> _Material for this exercise_:
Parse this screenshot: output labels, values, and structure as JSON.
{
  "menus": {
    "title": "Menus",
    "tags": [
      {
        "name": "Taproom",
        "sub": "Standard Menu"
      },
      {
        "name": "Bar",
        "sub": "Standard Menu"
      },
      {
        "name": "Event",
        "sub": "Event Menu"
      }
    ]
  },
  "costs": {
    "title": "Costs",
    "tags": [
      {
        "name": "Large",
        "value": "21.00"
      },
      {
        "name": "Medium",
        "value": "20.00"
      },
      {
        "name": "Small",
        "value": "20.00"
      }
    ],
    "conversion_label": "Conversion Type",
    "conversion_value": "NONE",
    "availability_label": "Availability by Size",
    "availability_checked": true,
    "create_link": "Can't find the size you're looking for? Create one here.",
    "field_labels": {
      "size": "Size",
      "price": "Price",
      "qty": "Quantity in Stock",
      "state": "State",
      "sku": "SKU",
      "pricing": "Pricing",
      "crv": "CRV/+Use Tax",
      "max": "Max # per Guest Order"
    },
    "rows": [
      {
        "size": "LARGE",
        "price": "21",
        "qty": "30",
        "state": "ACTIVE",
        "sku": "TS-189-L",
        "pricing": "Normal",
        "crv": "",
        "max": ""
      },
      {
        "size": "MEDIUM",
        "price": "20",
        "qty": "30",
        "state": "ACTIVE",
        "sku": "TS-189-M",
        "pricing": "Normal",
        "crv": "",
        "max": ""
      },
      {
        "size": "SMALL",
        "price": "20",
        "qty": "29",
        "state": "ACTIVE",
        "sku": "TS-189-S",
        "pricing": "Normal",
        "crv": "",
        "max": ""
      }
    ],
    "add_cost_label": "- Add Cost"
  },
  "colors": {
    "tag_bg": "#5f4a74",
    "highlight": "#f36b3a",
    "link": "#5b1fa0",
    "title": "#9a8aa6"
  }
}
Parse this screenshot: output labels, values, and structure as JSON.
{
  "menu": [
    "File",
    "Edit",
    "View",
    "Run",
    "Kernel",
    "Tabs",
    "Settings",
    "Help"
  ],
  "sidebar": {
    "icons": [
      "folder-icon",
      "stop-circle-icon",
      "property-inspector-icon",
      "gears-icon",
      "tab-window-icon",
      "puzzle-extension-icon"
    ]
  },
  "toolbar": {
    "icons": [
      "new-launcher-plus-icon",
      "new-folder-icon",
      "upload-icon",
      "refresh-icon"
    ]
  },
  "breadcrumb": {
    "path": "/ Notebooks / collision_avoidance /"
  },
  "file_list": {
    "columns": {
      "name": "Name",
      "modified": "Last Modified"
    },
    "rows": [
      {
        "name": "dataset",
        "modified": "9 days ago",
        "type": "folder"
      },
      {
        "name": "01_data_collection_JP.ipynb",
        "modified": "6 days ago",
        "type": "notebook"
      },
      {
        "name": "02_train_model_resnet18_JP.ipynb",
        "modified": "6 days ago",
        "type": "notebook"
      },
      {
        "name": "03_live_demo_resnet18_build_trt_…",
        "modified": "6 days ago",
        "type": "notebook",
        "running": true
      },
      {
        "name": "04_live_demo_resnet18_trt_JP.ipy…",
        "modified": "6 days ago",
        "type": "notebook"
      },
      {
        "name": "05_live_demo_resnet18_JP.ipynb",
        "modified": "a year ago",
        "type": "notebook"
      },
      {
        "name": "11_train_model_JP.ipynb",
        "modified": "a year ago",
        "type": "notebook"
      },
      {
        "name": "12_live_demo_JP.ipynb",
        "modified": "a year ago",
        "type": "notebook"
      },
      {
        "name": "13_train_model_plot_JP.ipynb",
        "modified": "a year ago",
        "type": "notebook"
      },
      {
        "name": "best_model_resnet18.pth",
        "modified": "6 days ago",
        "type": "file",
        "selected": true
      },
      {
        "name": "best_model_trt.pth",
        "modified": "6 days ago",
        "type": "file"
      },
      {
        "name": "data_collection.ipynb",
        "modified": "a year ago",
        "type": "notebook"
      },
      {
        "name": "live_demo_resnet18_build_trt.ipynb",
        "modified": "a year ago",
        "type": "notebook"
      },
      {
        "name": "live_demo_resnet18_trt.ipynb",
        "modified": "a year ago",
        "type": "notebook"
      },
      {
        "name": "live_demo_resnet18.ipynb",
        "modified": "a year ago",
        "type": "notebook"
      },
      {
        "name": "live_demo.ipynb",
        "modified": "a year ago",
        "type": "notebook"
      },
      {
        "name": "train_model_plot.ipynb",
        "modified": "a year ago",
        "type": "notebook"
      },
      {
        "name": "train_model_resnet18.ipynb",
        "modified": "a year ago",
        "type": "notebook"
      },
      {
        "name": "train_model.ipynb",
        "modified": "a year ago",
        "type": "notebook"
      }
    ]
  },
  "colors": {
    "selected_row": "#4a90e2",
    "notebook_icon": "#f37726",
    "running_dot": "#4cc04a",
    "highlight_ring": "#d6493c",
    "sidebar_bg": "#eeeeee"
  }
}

> _Task objective_: Copy each line of the data above without altering a single character.

> _Written response_:
Parse this screenshot: output labels, values, and structure as JSON.
{
  "menus": {
    "title": "Menus",
    "tags": [
      {
        "name": "Taproom",
        "sub": "Standard Menu"
      },
      {
        "name": "Bar",
        "sub": "Standard Menu"
      },
      {
        "name": "Event",
        "sub": "Event Menu"
      }
    ]
  },
  "costs": {
    "title": "Costs",
    "tags": [
      {
        "name": "Large",
        "value": "21.00"
      },
      {
        "name": "Medium",
        "value": "20.00"
      },
      {
        "name": "Small",
        "value": "20.00"
      }
    ],
    "conversion_label": "Conversion Type",
    "conversion_value": "NONE",
    "availability_label": "Availability by Size",
    "availability_checked": true,
    "create_link": "Can't find the size you're looking for? Create one here.",
    "field_labels": {
      "size": "Size",
      "price": "Price",
      "qty": "Quantity in Stock",
      "state": "State",
      "sku": "SKU",
      "pricing": "Pricing",
      "crv": "CRV/+Use Tax",
      "max": "Max # per Guest Order"
    },
    "rows": [
      {
        "size": "LARGE",
        "price": "21",
        "qty": "30",
        "state": "ACTIVE",
        "sku": "TS-189-L",
        "pricing": "Normal",
        "crv": "",
        "max": ""
      },
      {
        "size": "MEDIUM",
        "price": "20",
        "qty": "30",
        "state": "ACTIVE",
        "sku": "TS-189-M",
        "pricing": "Normal",
        "crv": "",
        "max": ""
      },
      {
        "size": "SMALL",
        "price": "20",
        "qty": "29",
        "state": "ACTIVE",
        "sku": "TS-189-S",
        "pricing": "Normal",
        "crv": "",
        "max": ""
      }
    ],
    "add_cost_label": "- Add Cost"
  },
  "colors": {
    "tag_bg": "#5f4a74",
    "highlight": "#f36b3a",
    "link": "#5b1fa0",
    "title": "#9a8aa6"
  }
}
Parse this screenshot: output labels, values, and structure as JSON.
{
  "menu": [
    "File",
    "Edit",
    "View",
    "Run",
    "Kernel",
    "Tabs",
    "Settings",
    "Help"
  ],
  "sidebar": {
    "icons": [
      "folder-icon",
      "stop-circle-icon",
      "property-inspector-icon",
      "gears-icon",
      "tab-window-icon",
      "puzzle-extension-icon"
    ]
  },
  "toolbar": {
    "icons": [
      "new-launcher-plus-icon",
      "new-folder-icon",
      "upload-icon",
      "refresh-icon"
    ]
  },
  "breadcrumb": {
    "path": "/ Notebooks / collision_avoidance /"
  },
  "file_list": {
    "columns": {
      "name": "Name",
      "modified": "Last Modified"
    },
    "rows": [
      {
        "name": "dataset",
        "modified": "9 days ago",
        "type": "folder"
      },
      {
        "name": "01_data_collection_JP.ipynb",
        "modified": "6 days ago",
        "type": "notebook"
      },
      {
        "name": "02_train_model_resnet18_JP.ipynb",
        "modified": "6 days ago",
        "type": "notebook"
      },
      {
        "name": "03_live_demo_resnet18_build_trt_…",
        "modified": "6 days ago",
        "type": "notebook",
        "running": true
      },
      {
        "name": "04_live_demo_resnet18_trt_JP.ipy…",
        "modified": "6 days ago",
        "type": "notebook"
      },
      {
        "name": "05_live_demo_resnet18_JP.ipynb",
        "modified": "a year ago",
        "type": "notebook"
      },
      {
        "name": "11_train_model_JP.ipynb",
        "modified": "a year ago",
        "type": "notebook"
      },
      {
        "name": "12_live_demo_JP.ipynb",
        "modified": "a year ago",
        "type": "notebook"
      },
      {
        "name": "13_train_model_plot_JP.ipynb",
        "modified": "a year ago",
        "type": "notebook"
      },
      {
        "name": "best_model_resnet18.pth",
        "modified": "6 days ago",
        "type": "file",
        "selected": true
      },
      {
        "name": "best_model_trt.pth",
        "modified": "6 days ago",
        "type": "file"
      },
      {
        "name": "data_collection.ipynb",
        "modified": "a year ago",
        "type": "notebook"
      },
      {
        "name": "live_demo_resnet18_build_trt.ipynb",
        "modified": "a year ago",
        "type": "notebook"
      },
      {
        "name": "live_demo_resnet18_trt.ipynb",
        "modified": "a year ago",
        "type": "notebook"
      },
      {
        "name": "live_demo_resnet18.ipynb",
        "modified": "a year ago",
        "type": "notebook"
      },
      {
        "name": "live_demo.ipynb",
        "modified": "a year ago",
        "type": "notebook"
      },
      {
        "name": "train_model_plot.ipynb",
        "modified": "a year ago",
        "type": "notebook"
      },
      {
        "name": "train_model_resnet18.ipynb",
        "modified": "a year ago",
        "type": "notebook"
      },
      {
        "name": "train_model.ipynb",
        "modified": "a year ago",
        "type": "notebook"
      }
    ]
  },
  "colors": {
    "selected_row": "#4a90e2",
    "notebook_icon": "#f37726",
    "running_dot": "#4cc04a",
    "highlight_ring": "#d6493c",
    "sidebar_bg": "#eeeeee"
  }
}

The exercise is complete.